GIVEN TASK: In the material below, count the lines with the word "outline" and state that number only.

SOURCE RECORDS:
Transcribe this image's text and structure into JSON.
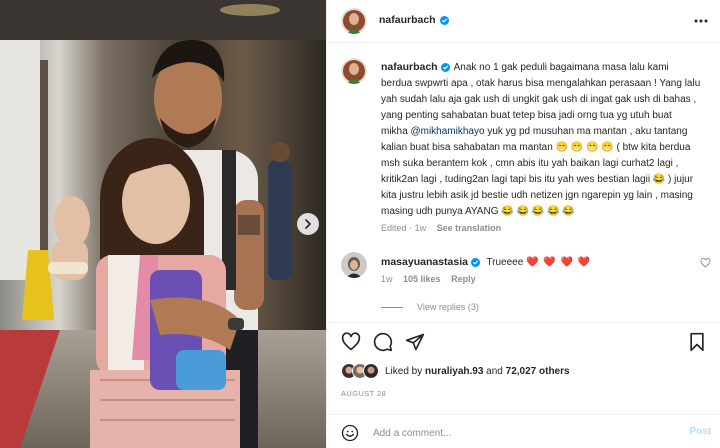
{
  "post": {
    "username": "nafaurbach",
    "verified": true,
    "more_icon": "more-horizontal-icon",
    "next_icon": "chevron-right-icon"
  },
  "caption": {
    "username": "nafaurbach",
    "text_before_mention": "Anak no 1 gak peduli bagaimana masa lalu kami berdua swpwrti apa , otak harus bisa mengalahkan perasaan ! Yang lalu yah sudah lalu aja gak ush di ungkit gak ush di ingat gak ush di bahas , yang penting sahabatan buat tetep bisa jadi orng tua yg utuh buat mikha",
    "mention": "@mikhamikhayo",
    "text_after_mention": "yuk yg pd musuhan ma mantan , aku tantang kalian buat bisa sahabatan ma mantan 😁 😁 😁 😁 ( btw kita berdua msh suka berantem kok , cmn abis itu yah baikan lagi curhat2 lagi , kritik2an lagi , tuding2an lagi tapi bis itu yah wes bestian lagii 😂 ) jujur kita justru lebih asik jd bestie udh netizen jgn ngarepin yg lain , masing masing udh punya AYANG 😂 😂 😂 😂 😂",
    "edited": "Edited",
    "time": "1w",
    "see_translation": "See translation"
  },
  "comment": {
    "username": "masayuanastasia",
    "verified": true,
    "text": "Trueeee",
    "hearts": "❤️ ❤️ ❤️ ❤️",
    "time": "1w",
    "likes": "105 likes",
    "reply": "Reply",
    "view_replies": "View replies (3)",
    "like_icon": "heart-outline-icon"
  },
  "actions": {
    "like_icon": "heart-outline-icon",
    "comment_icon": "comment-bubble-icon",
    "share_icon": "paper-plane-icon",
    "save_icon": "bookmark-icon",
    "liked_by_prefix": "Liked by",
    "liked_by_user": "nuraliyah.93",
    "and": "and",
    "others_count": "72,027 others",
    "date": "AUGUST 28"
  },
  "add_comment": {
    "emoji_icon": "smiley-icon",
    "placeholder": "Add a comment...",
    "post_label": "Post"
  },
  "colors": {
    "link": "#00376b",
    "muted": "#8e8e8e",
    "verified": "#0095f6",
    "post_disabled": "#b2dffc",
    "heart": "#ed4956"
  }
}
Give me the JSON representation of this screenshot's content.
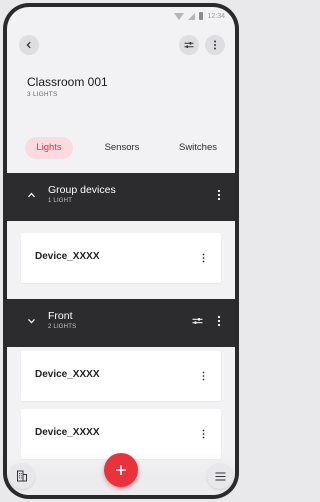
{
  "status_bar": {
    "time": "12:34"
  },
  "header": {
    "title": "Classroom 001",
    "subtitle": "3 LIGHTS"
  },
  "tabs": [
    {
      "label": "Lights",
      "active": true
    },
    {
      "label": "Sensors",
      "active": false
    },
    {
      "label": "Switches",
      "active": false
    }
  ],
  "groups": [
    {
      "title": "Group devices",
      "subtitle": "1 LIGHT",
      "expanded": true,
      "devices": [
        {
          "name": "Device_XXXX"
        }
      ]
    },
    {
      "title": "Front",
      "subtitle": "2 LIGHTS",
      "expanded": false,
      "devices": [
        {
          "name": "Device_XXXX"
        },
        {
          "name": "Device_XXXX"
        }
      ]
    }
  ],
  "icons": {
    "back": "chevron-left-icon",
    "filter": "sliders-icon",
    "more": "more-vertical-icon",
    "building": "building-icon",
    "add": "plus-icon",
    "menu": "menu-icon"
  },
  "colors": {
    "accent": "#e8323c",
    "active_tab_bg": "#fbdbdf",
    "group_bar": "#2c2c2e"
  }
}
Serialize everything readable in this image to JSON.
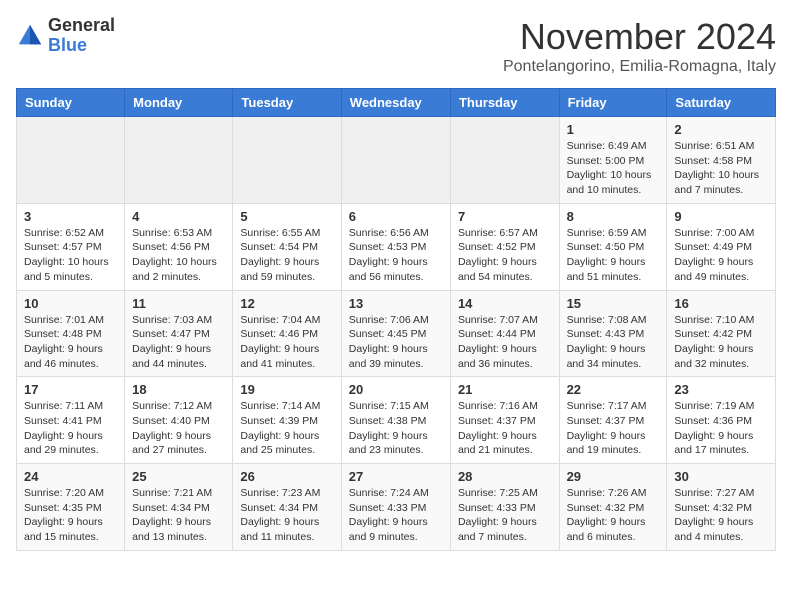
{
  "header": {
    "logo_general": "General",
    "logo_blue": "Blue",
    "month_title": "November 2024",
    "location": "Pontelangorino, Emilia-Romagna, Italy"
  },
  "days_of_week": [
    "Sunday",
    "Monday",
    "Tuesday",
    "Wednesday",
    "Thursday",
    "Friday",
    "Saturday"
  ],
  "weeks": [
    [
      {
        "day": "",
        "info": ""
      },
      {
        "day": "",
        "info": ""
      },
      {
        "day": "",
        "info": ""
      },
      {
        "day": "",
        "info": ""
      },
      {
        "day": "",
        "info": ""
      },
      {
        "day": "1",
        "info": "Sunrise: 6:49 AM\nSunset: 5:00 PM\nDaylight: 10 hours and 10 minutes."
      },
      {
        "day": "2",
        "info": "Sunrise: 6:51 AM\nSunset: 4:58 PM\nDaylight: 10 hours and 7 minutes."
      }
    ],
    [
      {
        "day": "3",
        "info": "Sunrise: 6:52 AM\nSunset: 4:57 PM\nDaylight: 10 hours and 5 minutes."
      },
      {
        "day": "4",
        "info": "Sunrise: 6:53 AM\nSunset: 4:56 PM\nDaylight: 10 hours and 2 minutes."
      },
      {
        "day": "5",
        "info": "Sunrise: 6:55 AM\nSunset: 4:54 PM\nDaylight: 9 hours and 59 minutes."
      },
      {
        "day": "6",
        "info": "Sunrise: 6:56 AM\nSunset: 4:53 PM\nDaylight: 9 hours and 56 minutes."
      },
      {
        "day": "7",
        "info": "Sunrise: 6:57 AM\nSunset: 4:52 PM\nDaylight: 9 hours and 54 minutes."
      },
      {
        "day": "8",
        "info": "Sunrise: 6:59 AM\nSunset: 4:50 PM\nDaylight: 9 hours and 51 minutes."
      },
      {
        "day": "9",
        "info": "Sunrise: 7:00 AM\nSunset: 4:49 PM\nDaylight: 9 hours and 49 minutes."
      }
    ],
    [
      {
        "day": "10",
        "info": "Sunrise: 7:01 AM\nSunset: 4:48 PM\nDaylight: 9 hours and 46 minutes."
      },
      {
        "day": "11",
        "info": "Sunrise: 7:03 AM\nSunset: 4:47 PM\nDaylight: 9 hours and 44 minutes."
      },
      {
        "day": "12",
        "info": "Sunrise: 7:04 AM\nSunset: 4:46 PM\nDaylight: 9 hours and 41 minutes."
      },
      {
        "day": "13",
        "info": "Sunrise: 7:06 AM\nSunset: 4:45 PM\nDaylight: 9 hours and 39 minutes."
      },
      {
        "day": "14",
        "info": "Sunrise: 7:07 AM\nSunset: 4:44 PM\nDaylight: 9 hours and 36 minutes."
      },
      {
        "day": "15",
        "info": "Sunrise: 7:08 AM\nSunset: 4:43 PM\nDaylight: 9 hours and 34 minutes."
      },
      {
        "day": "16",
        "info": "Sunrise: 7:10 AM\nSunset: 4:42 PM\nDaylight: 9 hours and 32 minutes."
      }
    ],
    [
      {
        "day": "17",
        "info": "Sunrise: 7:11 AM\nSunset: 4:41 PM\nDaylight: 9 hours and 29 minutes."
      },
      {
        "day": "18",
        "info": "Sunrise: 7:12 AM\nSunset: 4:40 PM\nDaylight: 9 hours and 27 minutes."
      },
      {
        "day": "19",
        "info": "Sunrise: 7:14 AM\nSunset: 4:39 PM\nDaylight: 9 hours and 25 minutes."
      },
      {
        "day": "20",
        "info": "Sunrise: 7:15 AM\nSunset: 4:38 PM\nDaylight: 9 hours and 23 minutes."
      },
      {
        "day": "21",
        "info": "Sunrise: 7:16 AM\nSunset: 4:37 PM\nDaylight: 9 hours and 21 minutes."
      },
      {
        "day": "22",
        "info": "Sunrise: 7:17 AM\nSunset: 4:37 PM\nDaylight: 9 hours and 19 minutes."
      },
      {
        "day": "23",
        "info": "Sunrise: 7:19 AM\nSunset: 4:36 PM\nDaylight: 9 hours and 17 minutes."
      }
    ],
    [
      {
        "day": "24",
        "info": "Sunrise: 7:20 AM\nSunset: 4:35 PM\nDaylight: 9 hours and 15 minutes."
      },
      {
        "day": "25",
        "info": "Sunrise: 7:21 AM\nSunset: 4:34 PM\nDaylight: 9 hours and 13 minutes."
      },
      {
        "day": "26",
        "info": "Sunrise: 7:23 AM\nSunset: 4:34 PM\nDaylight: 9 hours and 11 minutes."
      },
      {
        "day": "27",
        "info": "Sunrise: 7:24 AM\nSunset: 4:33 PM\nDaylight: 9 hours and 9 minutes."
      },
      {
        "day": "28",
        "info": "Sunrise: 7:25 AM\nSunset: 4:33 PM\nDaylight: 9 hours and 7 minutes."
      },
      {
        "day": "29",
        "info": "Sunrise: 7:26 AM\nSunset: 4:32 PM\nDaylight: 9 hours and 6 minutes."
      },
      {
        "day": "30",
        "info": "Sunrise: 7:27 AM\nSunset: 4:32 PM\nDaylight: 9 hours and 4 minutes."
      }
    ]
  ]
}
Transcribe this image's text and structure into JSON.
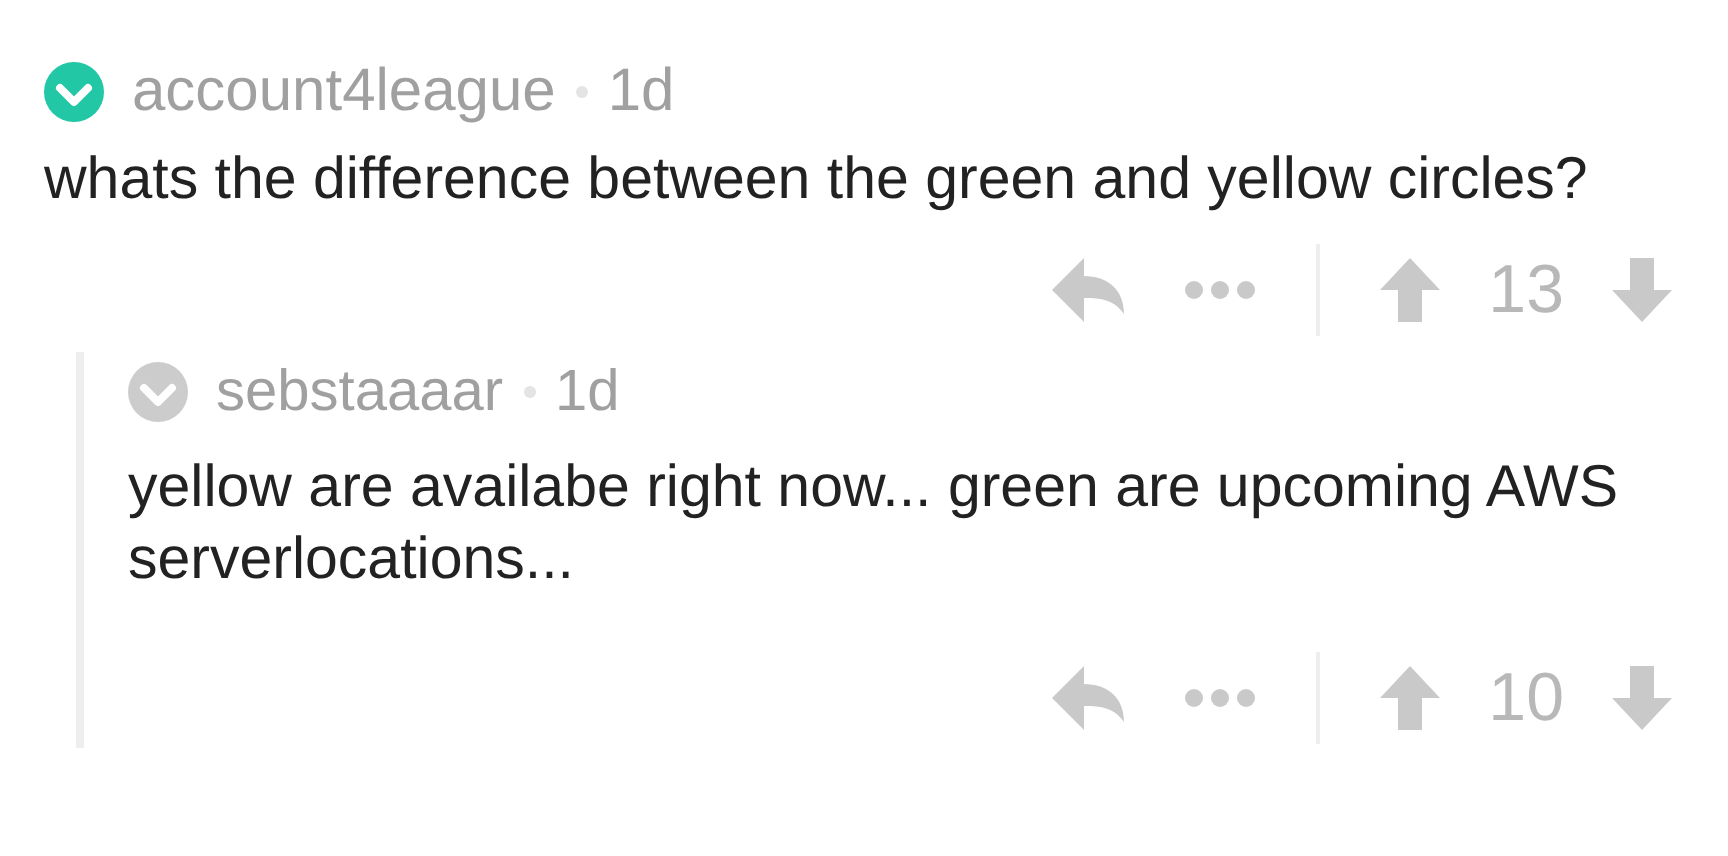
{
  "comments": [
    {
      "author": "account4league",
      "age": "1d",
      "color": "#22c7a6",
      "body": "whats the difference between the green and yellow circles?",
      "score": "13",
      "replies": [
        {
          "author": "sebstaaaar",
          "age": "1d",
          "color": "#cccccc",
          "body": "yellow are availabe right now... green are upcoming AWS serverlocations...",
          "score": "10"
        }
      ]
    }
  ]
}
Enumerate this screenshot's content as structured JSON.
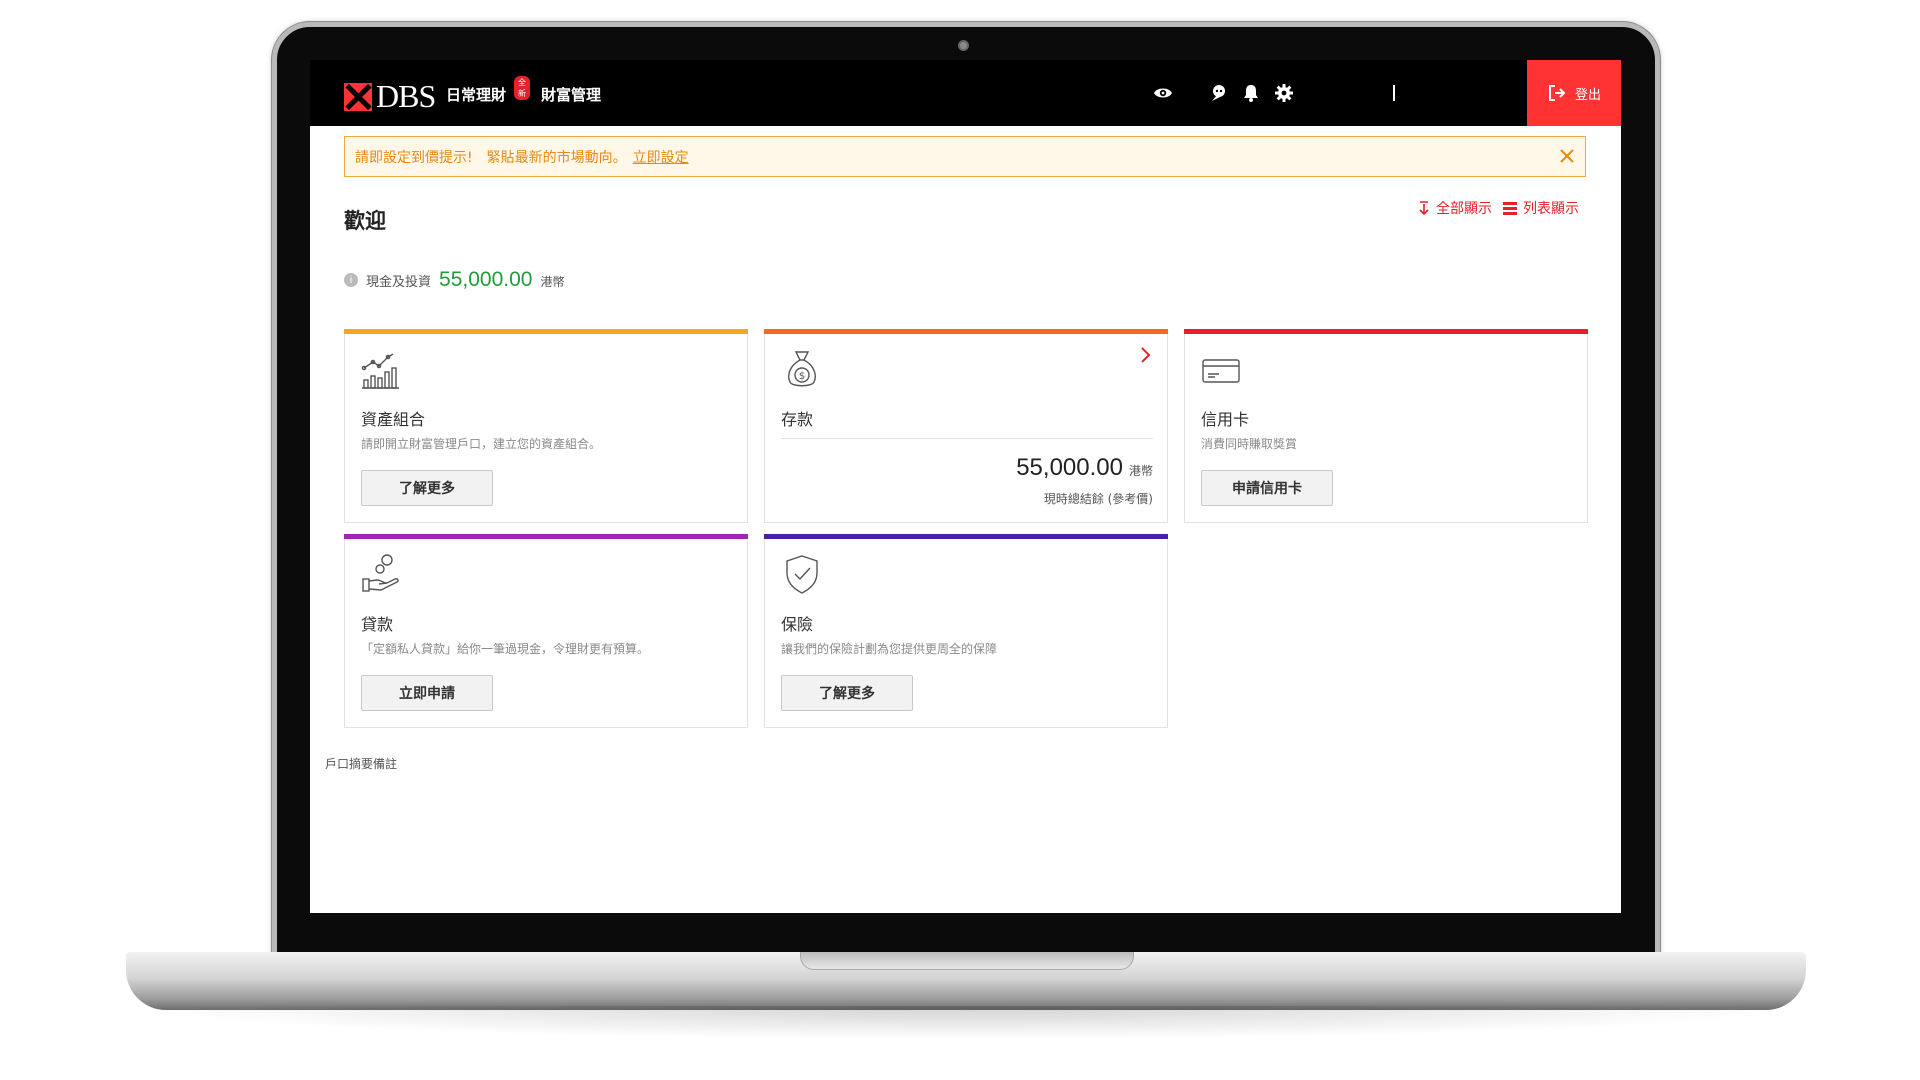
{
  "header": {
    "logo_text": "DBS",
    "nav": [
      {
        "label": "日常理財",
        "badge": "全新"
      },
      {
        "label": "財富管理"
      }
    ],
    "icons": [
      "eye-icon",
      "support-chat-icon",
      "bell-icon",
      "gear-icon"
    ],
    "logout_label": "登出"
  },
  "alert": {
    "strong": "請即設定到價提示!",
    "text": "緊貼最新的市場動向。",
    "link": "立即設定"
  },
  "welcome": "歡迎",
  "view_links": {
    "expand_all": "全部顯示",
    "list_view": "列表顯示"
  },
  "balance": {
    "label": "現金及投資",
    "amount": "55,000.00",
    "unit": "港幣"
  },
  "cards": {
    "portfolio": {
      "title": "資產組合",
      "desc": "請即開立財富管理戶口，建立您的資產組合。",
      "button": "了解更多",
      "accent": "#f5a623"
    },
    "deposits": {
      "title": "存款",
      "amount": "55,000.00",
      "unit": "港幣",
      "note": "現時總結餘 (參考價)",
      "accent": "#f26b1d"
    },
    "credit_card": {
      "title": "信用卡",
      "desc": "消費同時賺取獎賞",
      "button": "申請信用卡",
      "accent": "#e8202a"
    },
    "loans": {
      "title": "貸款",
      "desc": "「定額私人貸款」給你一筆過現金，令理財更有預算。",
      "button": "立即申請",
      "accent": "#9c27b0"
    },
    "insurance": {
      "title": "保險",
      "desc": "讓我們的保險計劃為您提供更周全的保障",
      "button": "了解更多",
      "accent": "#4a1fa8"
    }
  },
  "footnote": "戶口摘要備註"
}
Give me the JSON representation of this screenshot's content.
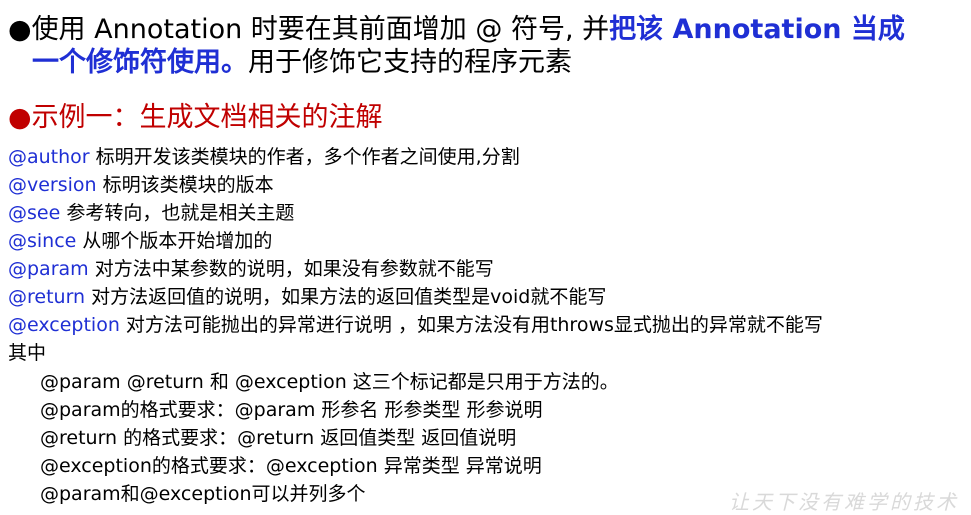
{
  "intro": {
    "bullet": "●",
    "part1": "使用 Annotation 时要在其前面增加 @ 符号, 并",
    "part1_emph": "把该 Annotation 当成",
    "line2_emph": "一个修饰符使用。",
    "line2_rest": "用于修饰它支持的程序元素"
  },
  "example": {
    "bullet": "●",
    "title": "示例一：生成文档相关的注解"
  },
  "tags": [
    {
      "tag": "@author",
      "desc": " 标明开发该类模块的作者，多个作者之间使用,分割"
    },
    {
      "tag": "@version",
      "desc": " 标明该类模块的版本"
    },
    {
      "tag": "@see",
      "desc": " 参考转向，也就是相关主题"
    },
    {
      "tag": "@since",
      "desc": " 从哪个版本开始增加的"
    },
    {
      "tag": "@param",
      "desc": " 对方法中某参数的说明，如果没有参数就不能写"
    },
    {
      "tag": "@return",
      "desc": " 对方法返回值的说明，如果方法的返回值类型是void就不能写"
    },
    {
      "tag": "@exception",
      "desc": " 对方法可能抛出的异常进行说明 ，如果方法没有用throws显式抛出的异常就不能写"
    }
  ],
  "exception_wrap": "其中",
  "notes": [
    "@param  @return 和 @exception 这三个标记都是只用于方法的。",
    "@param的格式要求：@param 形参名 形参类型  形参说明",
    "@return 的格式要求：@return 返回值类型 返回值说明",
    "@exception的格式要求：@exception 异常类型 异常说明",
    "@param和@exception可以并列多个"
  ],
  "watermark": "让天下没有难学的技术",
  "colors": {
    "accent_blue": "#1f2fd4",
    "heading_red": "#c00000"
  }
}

TASK SOLUTION: 2